(Figure record extracts)
___
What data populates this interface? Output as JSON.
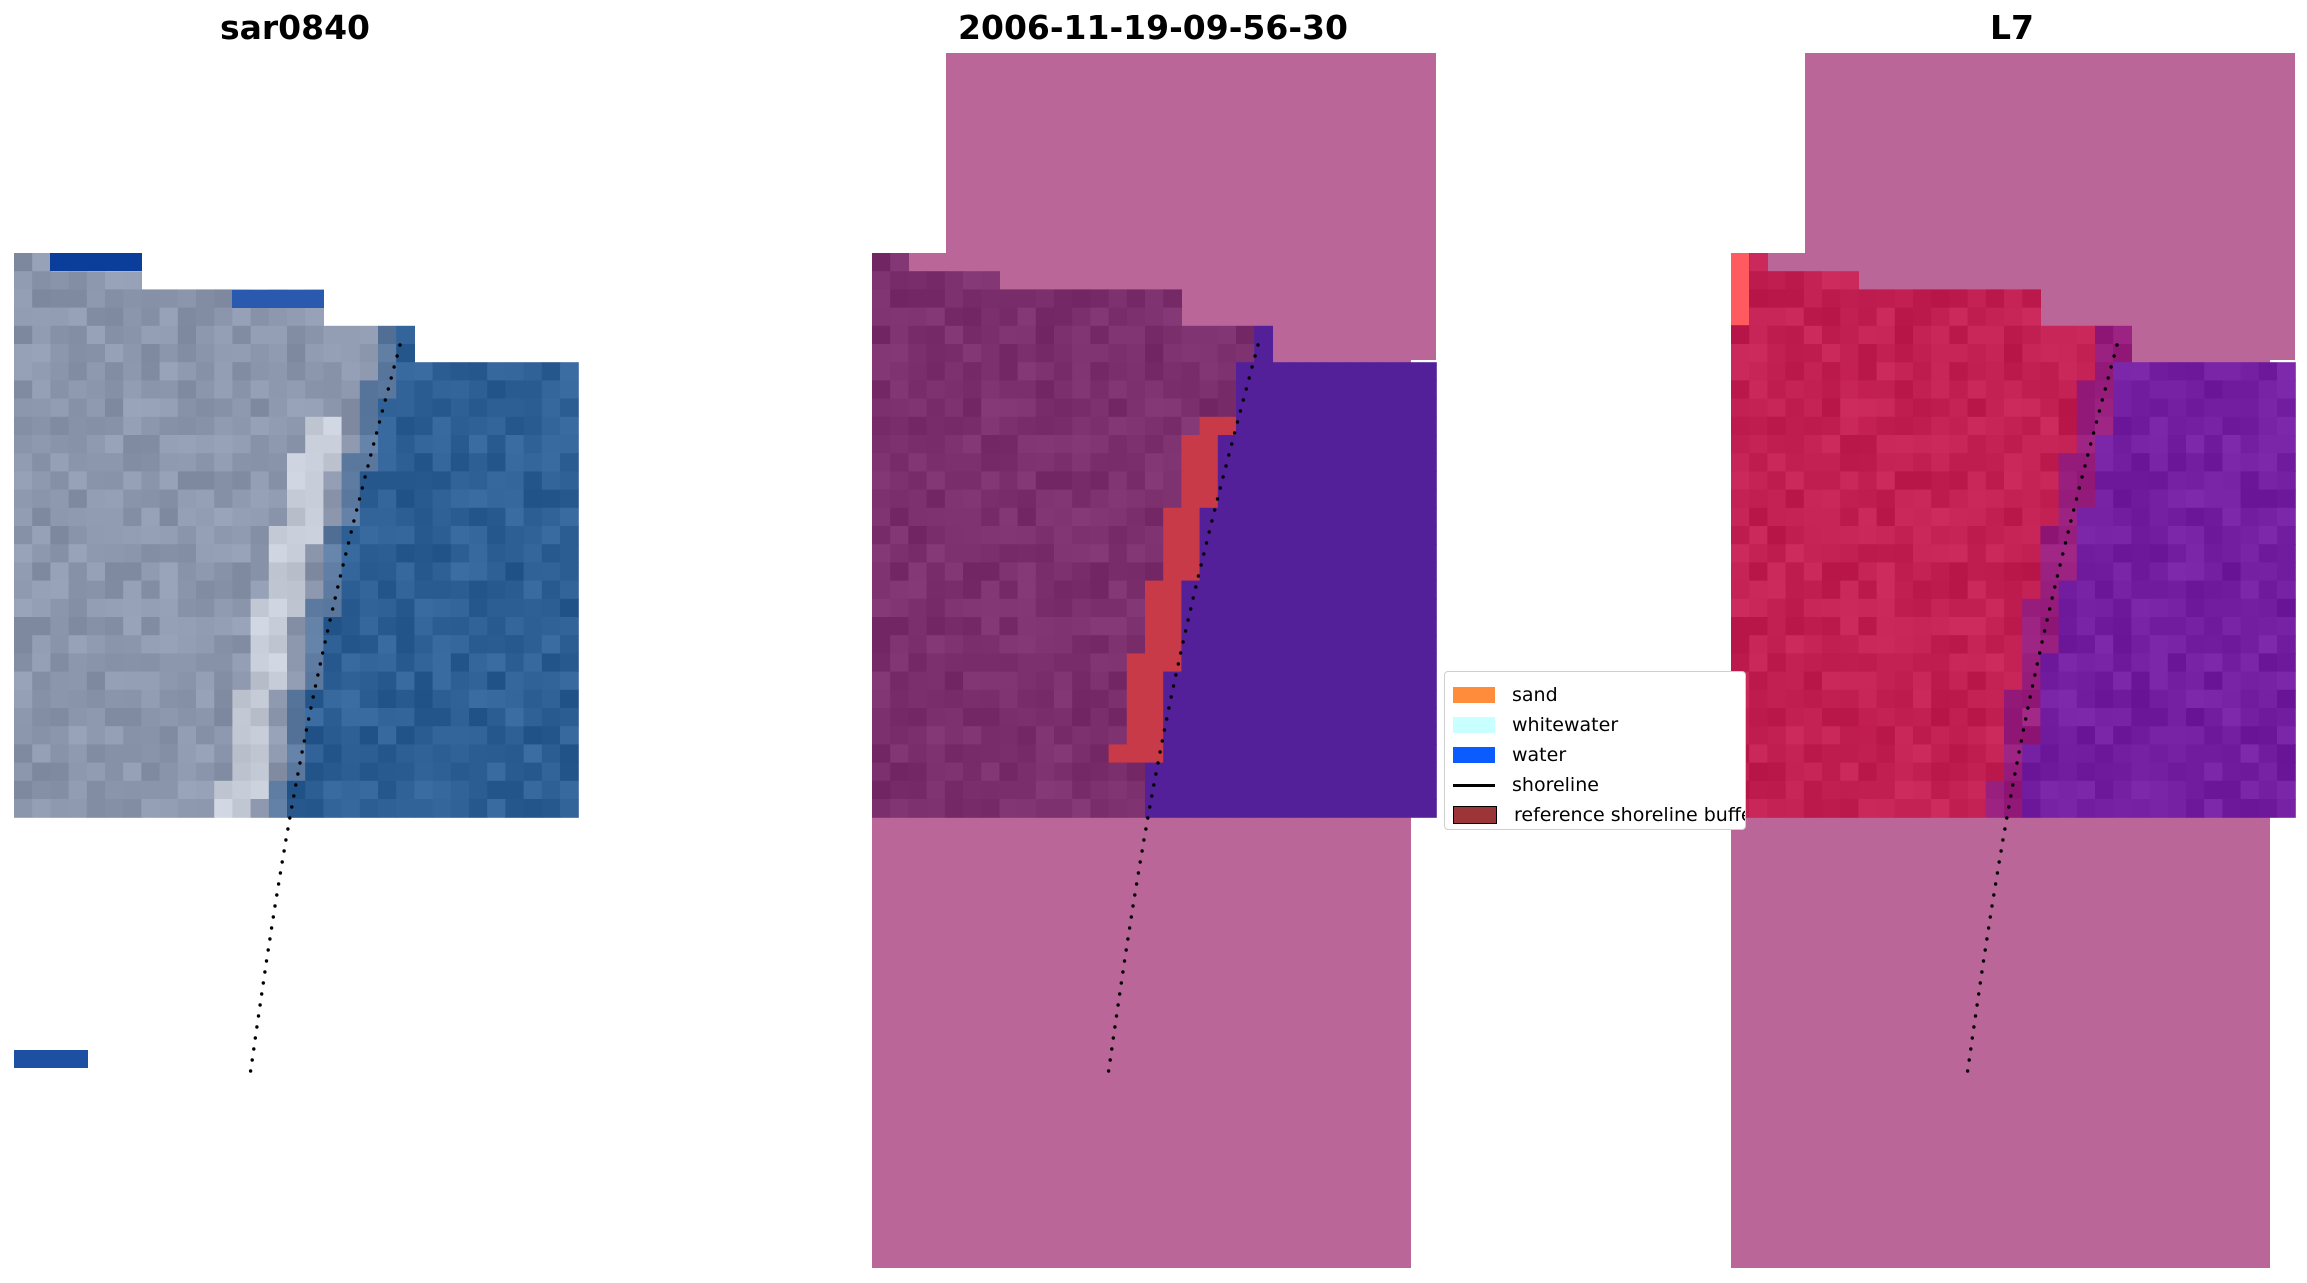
{
  "panels": [
    {
      "title": "sar0840"
    },
    {
      "title": "2006-11-19-09-56-30"
    },
    {
      "title": "L7"
    }
  ],
  "legend": {
    "items": [
      {
        "label": "sand",
        "color": "#ff8c3a",
        "kind": "patch"
      },
      {
        "label": "whitewater",
        "color": "#c8ffff",
        "kind": "patch"
      },
      {
        "label": "water",
        "color": "#0a5cff",
        "kind": "patch"
      },
      {
        "label": "shoreline",
        "color": "#000000",
        "kind": "line"
      },
      {
        "label": "reference shoreline buffer",
        "color": "#9b3538",
        "kind": "patch"
      }
    ]
  },
  "colors": {
    "nodata_mask": "#bb6698",
    "rgb_land": "#8b96ad",
    "rgb_water": "#2e5f94",
    "class_land": "#7c2f6d",
    "class_water": "#54209a",
    "buffer_overlay": "#c83a48",
    "mndwi_land": "#c21f52",
    "mndwi_water": "#731ea0"
  }
}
___
• GIVEN REQUEST: Would you set down the listing exactly, omitting pictures?

• SOLUTION TO THE PROBLEM:
What data populates this interface? Output as JSON.
{
  "panels": [
    {
      "title": "sar0840"
    },
    {
      "title": "2006-11-19-09-56-30"
    },
    {
      "title": "L7"
    }
  ],
  "legend": {
    "items": [
      {
        "label": "sand",
        "color": "#ff8c3a",
        "kind": "patch"
      },
      {
        "label": "whitewater",
        "color": "#c8ffff",
        "kind": "patch"
      },
      {
        "label": "water",
        "color": "#0a5cff",
        "kind": "patch"
      },
      {
        "label": "shoreline",
        "color": "#000000",
        "kind": "line"
      },
      {
        "label": "reference shoreline buffer",
        "color": "#9b3538",
        "kind": "patch"
      }
    ]
  },
  "colors": {
    "nodata_mask": "#bb6698",
    "rgb_land": "#8b96ad",
    "rgb_water": "#2e5f94",
    "class_land": "#7c2f6d",
    "class_water": "#54209a",
    "buffer_overlay": "#c83a48",
    "mndwi_land": "#c21f52",
    "mndwi_water": "#731ea0"
  }
}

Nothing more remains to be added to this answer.